(Requirements):
Below is a listing; reproduce each line of it exactly.

(Rows):
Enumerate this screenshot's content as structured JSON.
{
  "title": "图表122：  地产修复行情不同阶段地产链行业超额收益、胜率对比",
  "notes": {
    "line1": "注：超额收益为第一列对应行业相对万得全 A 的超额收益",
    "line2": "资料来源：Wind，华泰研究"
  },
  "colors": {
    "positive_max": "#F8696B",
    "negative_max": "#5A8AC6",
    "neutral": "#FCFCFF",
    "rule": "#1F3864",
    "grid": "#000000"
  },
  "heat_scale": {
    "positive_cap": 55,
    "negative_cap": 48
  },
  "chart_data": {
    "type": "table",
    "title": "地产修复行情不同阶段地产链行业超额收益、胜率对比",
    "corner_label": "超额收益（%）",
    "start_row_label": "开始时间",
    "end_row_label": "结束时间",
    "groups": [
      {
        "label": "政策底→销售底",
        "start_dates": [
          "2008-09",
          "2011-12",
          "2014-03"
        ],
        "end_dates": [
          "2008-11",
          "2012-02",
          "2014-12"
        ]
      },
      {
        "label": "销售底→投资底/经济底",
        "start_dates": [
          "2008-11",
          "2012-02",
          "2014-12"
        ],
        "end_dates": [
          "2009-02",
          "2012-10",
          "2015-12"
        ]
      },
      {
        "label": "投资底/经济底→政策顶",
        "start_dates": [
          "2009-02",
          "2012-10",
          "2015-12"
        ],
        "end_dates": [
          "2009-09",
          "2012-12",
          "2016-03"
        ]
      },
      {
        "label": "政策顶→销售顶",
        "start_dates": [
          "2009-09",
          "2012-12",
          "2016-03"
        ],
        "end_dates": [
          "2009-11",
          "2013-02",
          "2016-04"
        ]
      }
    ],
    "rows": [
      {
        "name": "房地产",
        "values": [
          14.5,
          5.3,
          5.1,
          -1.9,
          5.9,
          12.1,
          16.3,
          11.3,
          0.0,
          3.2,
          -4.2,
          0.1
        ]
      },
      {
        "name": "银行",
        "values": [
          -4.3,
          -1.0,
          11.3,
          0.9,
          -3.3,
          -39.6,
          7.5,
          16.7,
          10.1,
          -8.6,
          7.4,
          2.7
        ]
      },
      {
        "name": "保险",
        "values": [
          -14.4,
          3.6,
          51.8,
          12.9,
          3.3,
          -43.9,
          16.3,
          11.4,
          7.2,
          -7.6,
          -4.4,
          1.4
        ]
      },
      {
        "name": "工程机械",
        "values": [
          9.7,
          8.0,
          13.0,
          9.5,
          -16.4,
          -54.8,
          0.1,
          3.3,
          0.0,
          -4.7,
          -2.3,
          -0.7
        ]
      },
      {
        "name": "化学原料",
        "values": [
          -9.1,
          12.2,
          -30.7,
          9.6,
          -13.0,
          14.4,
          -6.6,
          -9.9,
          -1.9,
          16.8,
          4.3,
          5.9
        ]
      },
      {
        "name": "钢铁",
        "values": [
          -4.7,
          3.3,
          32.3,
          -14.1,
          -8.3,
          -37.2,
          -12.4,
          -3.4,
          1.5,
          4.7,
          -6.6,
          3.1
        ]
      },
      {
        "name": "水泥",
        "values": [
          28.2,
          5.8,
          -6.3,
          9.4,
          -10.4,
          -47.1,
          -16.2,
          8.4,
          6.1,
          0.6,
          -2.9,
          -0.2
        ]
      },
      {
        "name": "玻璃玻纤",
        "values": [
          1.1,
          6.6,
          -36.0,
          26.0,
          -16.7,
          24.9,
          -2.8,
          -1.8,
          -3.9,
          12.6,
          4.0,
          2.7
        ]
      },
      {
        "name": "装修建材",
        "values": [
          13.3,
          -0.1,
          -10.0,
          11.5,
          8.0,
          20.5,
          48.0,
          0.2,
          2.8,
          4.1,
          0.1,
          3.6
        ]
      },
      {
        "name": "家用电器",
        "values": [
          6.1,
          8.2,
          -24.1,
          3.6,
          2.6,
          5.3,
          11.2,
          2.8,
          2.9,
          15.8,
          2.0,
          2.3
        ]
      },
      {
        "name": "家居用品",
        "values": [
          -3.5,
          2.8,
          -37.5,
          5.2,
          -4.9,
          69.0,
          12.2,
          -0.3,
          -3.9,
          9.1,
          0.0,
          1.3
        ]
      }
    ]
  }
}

(Written solution):
Enumerate this screenshot's content as structured JSON.
{
  "title": "图表122：  地产修复行情不同阶段地产链行业超额收益、胜率对比",
  "notes": {
    "line1": "注：超额收益为第一列对应行业相对万得全 A 的超额收益",
    "line2": "资料来源：Wind，华泰研究"
  },
  "colors": {
    "positive_max": "#F8696B",
    "negative_max": "#5A8AC6",
    "neutral": "#FCFCFF",
    "rule": "#1F3864",
    "grid": "#000000"
  },
  "heat_scale": {
    "positive_cap": 55,
    "negative_cap": 48
  },
  "chart_data": {
    "type": "table",
    "title": "地产修复行情不同阶段地产链行业超额收益、胜率对比",
    "corner_label": "超额收益（%）",
    "start_row_label": "开始时间",
    "end_row_label": "结束时间",
    "groups": [
      {
        "label": "政策底→销售底",
        "start_dates": [
          "2008-09",
          "2011-12",
          "2014-03"
        ],
        "end_dates": [
          "2008-11",
          "2012-02",
          "2014-12"
        ]
      },
      {
        "label": "销售底→投资底/经济底",
        "start_dates": [
          "2008-11",
          "2012-02",
          "2014-12"
        ],
        "end_dates": [
          "2009-02",
          "2012-10",
          "2015-12"
        ]
      },
      {
        "label": "投资底/经济底→政策顶",
        "start_dates": [
          "2009-02",
          "2012-10",
          "2015-12"
        ],
        "end_dates": [
          "2009-09",
          "2012-12",
          "2016-03"
        ]
      },
      {
        "label": "政策顶→销售顶",
        "start_dates": [
          "2009-09",
          "2012-12",
          "2016-03"
        ],
        "end_dates": [
          "2009-11",
          "2013-02",
          "2016-04"
        ]
      }
    ],
    "rows": [
      {
        "name": "房地产",
        "values": [
          14.5,
          5.3,
          5.1,
          -1.9,
          5.9,
          12.1,
          16.3,
          11.3,
          0.0,
          3.2,
          -4.2,
          0.1
        ]
      },
      {
        "name": "银行",
        "values": [
          -4.3,
          -1.0,
          11.3,
          0.9,
          -3.3,
          -39.6,
          7.5,
          16.7,
          10.1,
          -8.6,
          7.4,
          2.7
        ]
      },
      {
        "name": "保险",
        "values": [
          -14.4,
          3.6,
          51.8,
          12.9,
          3.3,
          -43.9,
          16.3,
          11.4,
          7.2,
          -7.6,
          -4.4,
          1.4
        ]
      },
      {
        "name": "工程机械",
        "values": [
          9.7,
          8.0,
          13.0,
          9.5,
          -16.4,
          -54.8,
          0.1,
          3.3,
          0.0,
          -4.7,
          -2.3,
          -0.7
        ]
      },
      {
        "name": "化学原料",
        "values": [
          -9.1,
          12.2,
          -30.7,
          9.6,
          -13.0,
          14.4,
          -6.6,
          -9.9,
          -1.9,
          16.8,
          4.3,
          5.9
        ]
      },
      {
        "name": "钢铁",
        "values": [
          -4.7,
          3.3,
          32.3,
          -14.1,
          -8.3,
          -37.2,
          -12.4,
          -3.4,
          1.5,
          4.7,
          -6.6,
          3.1
        ]
      },
      {
        "name": "水泥",
        "values": [
          28.2,
          5.8,
          -6.3,
          9.4,
          -10.4,
          -47.1,
          -16.2,
          8.4,
          6.1,
          0.6,
          -2.9,
          -0.2
        ]
      },
      {
        "name": "玻璃玻纤",
        "values": [
          1.1,
          6.6,
          -36.0,
          26.0,
          -16.7,
          24.9,
          -2.8,
          -1.8,
          -3.9,
          12.6,
          4.0,
          2.7
        ]
      },
      {
        "name": "装修建材",
        "values": [
          13.3,
          -0.1,
          -10.0,
          11.5,
          8.0,
          20.5,
          48.0,
          0.2,
          2.8,
          4.1,
          0.1,
          3.6
        ]
      },
      {
        "name": "家用电器",
        "values": [
          6.1,
          8.2,
          -24.1,
          3.6,
          2.6,
          5.3,
          11.2,
          2.8,
          2.9,
          15.8,
          2.0,
          2.3
        ]
      },
      {
        "name": "家居用品",
        "values": [
          -3.5,
          2.8,
          -37.5,
          5.2,
          -4.9,
          69.0,
          12.2,
          -0.3,
          -3.9,
          9.1,
          0.0,
          1.3
        ]
      }
    ]
  }
}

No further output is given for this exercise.